To be done: Pull out every line of the listing below where "arrow" appears.
>> start
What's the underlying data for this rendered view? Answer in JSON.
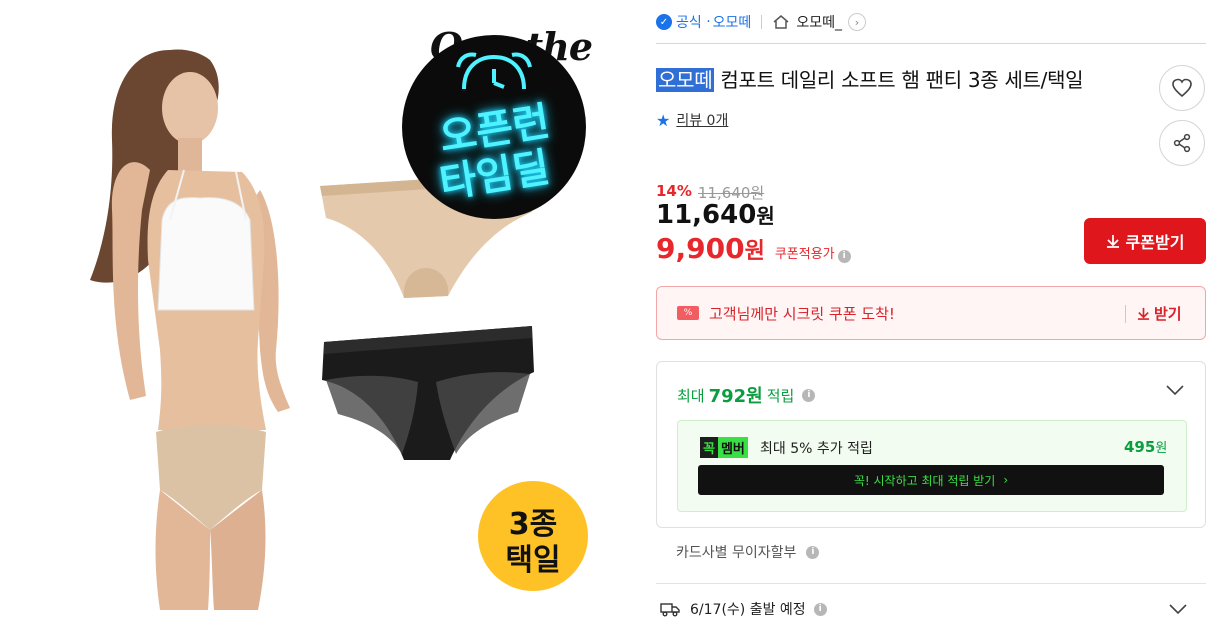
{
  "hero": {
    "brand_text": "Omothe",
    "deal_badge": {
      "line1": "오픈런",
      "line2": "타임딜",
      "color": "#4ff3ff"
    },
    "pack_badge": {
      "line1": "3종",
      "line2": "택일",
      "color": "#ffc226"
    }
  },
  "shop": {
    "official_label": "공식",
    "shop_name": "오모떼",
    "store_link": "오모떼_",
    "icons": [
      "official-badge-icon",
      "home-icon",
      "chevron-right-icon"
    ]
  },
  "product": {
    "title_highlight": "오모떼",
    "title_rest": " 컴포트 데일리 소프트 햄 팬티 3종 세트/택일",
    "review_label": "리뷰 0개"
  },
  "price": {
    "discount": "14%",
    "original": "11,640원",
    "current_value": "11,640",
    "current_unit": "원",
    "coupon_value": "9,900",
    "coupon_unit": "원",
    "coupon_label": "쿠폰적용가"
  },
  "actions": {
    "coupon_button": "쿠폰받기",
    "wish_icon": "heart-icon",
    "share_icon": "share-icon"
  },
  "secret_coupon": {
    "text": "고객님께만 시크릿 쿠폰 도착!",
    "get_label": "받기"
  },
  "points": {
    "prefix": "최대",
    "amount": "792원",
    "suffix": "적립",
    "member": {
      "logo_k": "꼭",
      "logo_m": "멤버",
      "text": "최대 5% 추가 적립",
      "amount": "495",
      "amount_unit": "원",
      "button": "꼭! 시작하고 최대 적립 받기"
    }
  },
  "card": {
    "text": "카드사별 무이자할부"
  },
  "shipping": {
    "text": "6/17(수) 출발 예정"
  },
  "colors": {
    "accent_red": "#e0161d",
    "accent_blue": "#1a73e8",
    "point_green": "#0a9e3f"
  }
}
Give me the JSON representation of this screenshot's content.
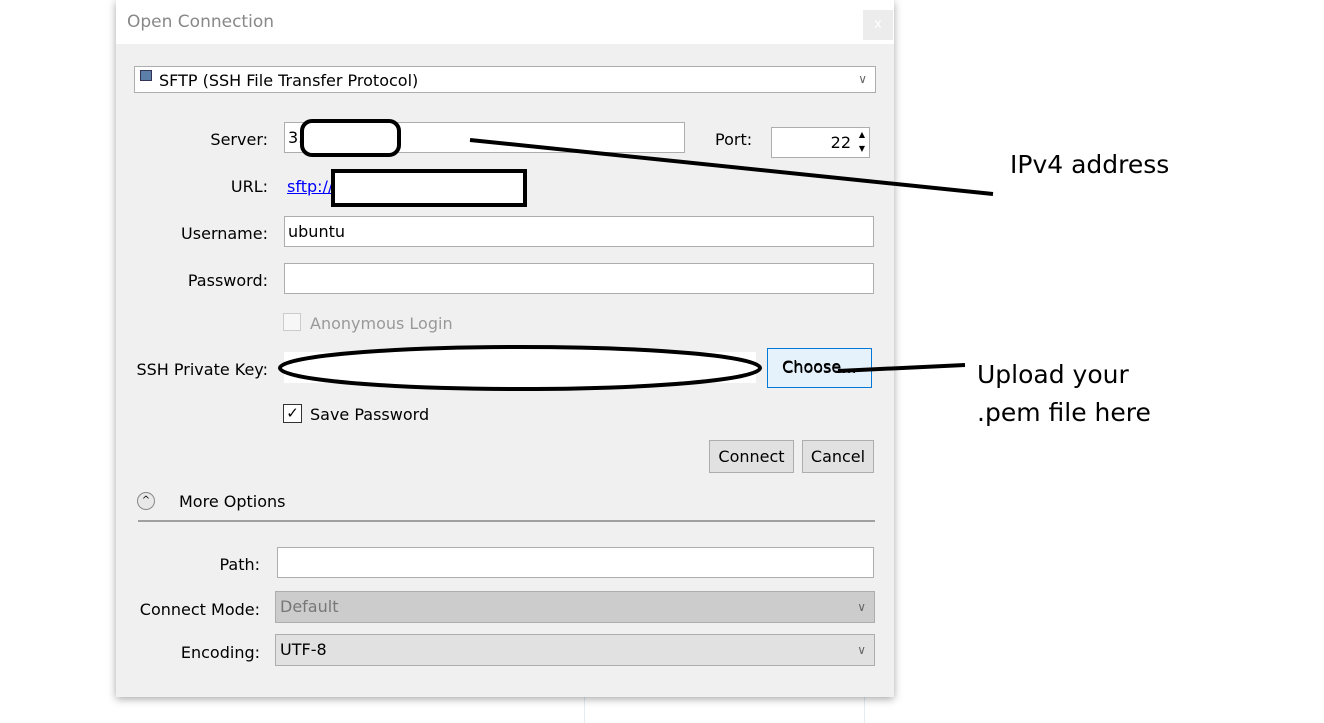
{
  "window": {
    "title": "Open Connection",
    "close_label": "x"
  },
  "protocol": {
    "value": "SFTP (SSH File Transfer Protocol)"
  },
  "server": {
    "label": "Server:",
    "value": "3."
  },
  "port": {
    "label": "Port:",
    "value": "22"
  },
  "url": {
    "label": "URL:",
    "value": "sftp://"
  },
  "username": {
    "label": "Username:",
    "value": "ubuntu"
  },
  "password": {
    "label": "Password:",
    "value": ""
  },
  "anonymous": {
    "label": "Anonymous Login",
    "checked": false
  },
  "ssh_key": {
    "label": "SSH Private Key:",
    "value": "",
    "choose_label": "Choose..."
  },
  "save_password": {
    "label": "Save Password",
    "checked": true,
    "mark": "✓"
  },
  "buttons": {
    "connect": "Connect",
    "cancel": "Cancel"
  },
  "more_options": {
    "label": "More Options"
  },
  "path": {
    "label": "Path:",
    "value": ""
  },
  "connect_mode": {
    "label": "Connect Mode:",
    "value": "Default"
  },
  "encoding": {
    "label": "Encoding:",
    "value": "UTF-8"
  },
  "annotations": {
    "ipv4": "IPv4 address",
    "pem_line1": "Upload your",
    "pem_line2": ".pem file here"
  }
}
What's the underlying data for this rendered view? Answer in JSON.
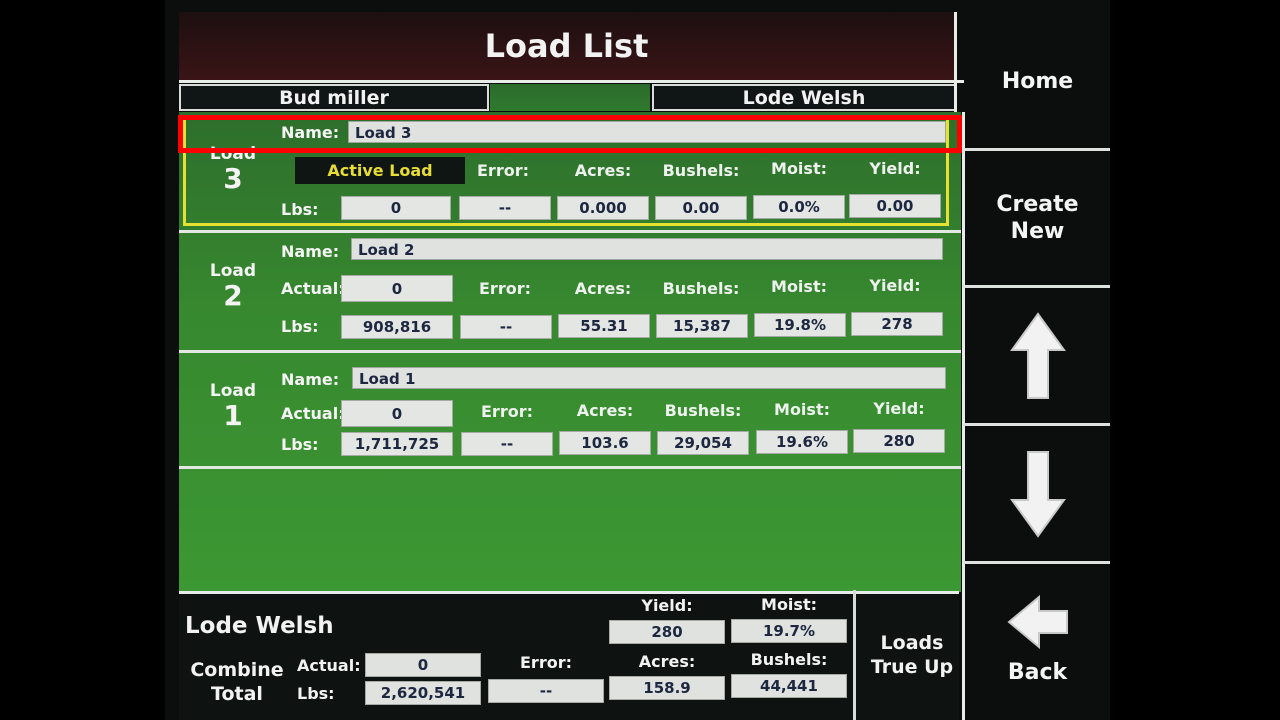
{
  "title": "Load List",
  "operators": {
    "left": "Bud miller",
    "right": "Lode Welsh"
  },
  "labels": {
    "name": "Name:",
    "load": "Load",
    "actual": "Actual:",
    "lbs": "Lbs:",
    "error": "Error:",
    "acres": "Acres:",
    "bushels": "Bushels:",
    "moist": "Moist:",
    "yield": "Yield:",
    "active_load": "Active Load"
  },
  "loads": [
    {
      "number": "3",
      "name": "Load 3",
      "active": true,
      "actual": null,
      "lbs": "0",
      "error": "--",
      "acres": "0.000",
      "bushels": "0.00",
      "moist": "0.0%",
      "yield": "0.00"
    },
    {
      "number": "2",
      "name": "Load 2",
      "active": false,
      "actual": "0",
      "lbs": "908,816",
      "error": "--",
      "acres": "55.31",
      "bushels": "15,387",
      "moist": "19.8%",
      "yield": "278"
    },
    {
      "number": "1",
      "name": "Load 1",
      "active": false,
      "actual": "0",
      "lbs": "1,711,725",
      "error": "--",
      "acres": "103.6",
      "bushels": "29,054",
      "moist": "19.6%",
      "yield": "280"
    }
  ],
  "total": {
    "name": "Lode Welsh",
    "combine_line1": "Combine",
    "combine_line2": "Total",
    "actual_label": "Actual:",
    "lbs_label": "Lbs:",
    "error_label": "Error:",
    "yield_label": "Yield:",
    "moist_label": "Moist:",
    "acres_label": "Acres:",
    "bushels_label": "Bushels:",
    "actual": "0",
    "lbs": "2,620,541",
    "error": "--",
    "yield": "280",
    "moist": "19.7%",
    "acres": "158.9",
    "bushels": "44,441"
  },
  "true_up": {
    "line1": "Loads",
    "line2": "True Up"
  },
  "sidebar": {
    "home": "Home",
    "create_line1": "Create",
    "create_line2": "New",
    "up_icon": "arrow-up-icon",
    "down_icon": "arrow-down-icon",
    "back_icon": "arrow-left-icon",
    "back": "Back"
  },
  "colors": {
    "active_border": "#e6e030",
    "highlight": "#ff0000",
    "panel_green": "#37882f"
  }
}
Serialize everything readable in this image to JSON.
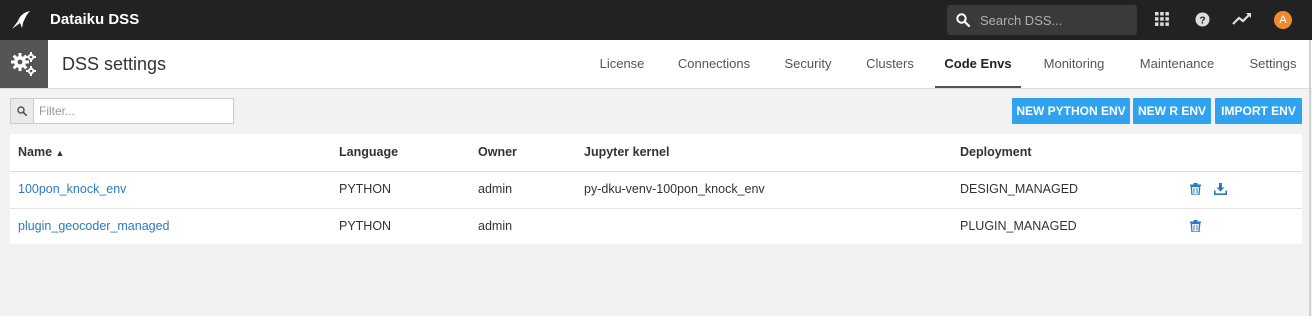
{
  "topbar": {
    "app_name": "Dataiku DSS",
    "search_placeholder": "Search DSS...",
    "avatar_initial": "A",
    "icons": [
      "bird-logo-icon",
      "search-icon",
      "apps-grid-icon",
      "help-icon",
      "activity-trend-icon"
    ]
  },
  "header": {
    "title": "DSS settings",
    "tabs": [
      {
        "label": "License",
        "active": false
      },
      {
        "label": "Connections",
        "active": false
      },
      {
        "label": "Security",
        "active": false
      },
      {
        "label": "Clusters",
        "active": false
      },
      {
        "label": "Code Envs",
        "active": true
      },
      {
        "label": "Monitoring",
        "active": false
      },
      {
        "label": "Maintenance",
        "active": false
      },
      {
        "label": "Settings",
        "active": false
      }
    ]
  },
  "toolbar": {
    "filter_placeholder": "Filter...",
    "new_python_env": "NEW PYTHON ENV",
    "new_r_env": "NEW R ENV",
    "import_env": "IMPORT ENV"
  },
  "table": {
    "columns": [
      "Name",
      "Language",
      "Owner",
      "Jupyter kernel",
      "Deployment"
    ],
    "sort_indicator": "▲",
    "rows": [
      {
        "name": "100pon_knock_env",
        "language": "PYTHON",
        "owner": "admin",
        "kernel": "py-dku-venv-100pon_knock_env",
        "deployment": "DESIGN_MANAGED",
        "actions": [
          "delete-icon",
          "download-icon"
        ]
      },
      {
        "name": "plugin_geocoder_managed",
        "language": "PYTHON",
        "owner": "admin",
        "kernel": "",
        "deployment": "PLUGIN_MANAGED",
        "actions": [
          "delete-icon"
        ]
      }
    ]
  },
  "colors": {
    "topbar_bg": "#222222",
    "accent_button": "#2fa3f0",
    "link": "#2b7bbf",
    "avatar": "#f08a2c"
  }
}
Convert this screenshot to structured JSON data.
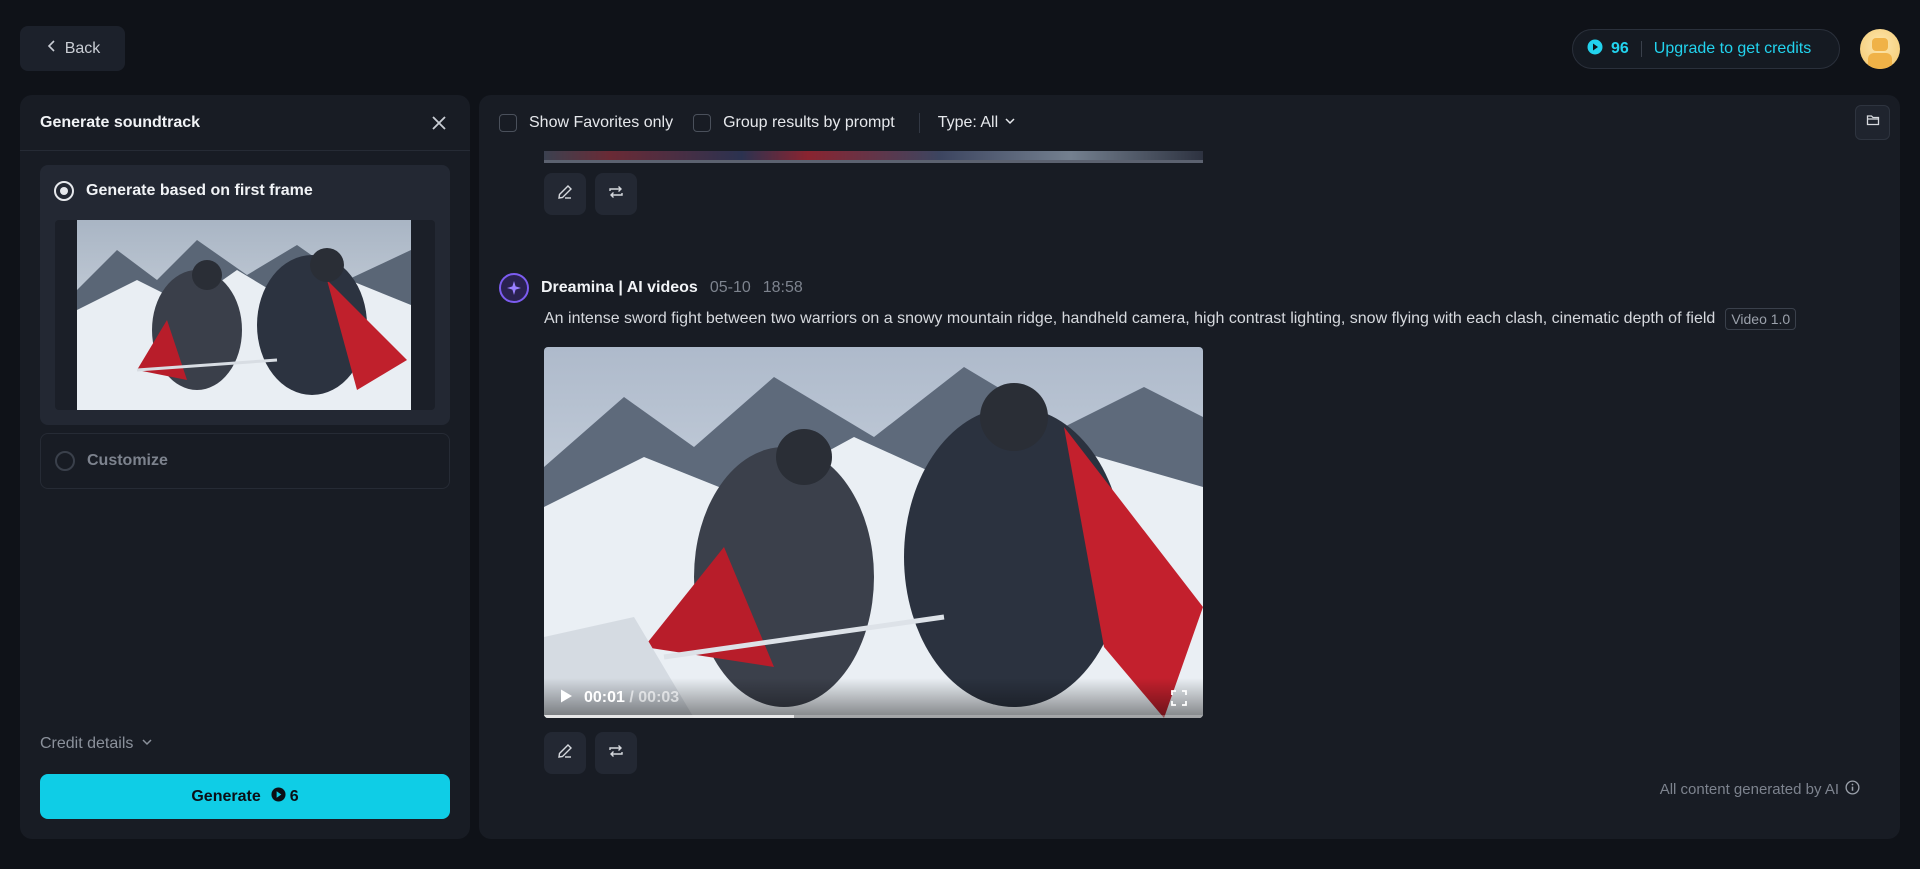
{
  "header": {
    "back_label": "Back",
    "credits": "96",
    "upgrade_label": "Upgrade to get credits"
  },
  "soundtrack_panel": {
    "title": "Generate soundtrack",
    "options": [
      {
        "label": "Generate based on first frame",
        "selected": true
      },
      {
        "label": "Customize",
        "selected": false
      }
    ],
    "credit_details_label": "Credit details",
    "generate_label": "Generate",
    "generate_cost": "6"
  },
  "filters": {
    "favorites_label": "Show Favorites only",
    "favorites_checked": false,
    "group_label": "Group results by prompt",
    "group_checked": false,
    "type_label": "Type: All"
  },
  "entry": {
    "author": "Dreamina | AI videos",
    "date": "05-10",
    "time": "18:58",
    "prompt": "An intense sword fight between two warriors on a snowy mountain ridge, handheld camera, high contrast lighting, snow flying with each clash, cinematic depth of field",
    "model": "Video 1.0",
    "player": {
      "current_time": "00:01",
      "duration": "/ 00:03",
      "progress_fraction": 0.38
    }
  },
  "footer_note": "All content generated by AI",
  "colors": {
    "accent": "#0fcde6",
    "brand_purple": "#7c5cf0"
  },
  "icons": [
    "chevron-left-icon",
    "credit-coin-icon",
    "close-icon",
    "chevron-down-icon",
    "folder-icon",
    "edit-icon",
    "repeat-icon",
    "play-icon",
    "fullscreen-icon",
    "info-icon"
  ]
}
>> end
Answer for this exercise:
    "up_icon": "arrow-up-icon",
    "down_icon": "arrow-down-icon",
    "back_icon": "arrow-left-icon",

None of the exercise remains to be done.